● WHAT IS BEING ASKED: Your answer should be each line of the entries that contains the word "Chlorobi", copied in full.
---------- RECORD EXTRACTS ----------
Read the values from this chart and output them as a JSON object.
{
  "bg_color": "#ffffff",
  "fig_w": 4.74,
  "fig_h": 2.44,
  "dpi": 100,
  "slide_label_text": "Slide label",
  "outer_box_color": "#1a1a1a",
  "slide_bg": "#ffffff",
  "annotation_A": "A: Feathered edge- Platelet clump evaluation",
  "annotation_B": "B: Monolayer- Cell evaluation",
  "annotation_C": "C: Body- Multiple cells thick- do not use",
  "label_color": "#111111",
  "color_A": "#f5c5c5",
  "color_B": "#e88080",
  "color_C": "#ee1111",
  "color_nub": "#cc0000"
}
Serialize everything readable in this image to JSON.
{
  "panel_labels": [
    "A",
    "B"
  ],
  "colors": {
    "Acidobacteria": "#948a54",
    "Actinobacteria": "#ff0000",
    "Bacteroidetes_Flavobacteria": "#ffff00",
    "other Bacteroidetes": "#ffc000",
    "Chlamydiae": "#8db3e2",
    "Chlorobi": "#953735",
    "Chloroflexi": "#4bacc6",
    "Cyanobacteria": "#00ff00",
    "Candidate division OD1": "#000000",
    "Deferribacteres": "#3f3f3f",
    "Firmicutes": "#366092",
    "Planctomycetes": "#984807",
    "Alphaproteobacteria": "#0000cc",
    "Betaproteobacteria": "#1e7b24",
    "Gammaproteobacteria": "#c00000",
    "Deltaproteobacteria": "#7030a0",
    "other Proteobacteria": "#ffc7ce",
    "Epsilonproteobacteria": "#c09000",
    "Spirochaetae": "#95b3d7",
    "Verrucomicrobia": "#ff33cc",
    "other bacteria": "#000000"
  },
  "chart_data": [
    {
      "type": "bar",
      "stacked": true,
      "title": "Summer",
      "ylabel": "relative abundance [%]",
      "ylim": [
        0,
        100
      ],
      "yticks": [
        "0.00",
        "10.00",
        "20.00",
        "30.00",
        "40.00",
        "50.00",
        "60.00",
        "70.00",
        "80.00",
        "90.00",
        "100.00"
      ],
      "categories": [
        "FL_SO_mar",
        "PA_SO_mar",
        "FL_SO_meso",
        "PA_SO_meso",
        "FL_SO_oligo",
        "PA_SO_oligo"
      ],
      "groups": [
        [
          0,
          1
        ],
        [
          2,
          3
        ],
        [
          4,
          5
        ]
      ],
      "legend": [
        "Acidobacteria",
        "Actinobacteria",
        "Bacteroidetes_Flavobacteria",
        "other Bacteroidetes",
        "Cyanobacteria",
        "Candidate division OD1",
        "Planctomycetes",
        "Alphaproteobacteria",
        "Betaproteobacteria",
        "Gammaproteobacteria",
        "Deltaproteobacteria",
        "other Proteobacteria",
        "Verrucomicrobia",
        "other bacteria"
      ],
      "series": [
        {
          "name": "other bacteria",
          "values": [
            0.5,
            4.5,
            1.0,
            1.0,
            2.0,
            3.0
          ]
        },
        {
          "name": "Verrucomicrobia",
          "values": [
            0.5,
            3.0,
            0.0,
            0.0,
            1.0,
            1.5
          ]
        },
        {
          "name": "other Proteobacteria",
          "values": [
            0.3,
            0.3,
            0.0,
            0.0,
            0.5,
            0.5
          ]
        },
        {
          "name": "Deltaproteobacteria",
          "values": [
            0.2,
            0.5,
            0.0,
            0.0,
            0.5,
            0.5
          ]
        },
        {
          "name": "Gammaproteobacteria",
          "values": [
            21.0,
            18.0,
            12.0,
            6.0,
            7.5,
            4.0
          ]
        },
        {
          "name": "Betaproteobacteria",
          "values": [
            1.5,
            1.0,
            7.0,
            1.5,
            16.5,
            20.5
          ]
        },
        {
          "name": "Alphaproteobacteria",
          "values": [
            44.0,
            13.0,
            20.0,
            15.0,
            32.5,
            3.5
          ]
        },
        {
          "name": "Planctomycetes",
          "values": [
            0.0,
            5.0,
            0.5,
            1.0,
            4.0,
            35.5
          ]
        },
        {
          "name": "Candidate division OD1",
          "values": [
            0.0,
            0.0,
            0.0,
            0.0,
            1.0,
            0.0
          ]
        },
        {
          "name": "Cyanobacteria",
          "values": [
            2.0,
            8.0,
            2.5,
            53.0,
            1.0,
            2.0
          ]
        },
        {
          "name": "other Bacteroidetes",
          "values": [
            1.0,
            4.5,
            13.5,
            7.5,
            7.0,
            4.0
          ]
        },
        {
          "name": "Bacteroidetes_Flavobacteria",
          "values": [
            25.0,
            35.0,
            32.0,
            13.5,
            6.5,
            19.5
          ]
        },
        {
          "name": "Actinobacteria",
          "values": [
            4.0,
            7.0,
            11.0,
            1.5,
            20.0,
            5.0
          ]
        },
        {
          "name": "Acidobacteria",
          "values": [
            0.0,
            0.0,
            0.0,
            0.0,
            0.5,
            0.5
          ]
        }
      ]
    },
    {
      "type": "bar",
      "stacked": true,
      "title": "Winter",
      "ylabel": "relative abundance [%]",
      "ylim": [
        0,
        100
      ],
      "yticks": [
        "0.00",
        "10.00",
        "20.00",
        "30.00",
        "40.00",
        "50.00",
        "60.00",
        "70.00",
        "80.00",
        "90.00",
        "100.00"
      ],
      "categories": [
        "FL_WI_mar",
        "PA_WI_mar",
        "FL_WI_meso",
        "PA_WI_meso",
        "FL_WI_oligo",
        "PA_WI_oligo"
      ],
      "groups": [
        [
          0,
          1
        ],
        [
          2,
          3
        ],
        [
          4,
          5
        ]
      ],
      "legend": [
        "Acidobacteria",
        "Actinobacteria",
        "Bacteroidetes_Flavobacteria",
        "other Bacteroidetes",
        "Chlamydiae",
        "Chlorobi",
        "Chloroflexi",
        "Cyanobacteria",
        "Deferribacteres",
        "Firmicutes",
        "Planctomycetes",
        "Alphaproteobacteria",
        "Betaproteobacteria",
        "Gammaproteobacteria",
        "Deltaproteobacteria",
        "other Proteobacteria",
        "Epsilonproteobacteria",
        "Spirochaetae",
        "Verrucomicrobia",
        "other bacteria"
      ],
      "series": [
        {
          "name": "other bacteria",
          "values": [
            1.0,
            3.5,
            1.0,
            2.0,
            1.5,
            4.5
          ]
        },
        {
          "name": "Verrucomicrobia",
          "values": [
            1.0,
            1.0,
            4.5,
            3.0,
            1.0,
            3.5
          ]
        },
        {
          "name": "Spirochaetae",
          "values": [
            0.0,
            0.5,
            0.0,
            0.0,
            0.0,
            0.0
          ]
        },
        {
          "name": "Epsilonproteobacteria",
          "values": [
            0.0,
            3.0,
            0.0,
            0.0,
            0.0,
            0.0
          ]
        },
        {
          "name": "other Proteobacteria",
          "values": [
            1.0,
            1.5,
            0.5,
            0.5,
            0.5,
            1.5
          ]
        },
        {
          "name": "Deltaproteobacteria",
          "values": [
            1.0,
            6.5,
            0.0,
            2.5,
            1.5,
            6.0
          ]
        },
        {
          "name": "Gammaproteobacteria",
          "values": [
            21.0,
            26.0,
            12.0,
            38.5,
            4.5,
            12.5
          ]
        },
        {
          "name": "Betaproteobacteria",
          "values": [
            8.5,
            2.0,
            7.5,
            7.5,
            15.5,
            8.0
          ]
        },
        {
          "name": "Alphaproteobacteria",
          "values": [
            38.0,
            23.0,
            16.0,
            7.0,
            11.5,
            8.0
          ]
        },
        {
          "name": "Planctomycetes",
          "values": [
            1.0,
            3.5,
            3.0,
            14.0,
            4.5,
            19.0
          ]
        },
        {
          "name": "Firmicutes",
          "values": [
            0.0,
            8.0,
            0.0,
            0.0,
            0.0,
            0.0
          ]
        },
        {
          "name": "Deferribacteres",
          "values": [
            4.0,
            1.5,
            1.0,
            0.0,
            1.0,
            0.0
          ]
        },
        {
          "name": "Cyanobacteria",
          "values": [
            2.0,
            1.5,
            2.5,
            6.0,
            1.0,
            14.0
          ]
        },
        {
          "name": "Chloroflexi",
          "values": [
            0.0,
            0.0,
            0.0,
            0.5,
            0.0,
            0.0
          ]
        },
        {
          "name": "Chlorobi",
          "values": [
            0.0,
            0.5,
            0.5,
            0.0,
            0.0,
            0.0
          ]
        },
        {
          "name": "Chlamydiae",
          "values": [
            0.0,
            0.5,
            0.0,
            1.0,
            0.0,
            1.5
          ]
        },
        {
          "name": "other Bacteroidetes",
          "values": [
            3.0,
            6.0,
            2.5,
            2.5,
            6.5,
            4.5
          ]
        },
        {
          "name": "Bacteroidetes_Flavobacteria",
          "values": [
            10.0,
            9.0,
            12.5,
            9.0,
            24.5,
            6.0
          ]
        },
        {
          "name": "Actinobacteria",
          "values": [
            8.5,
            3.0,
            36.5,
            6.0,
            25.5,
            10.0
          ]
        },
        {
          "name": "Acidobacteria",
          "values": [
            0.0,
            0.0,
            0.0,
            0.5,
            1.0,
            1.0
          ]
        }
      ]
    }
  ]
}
----------
● RESPONSE:
    "Chlorobi": "#953735",
        "Chlorobi",
          "name": "Chlorobi",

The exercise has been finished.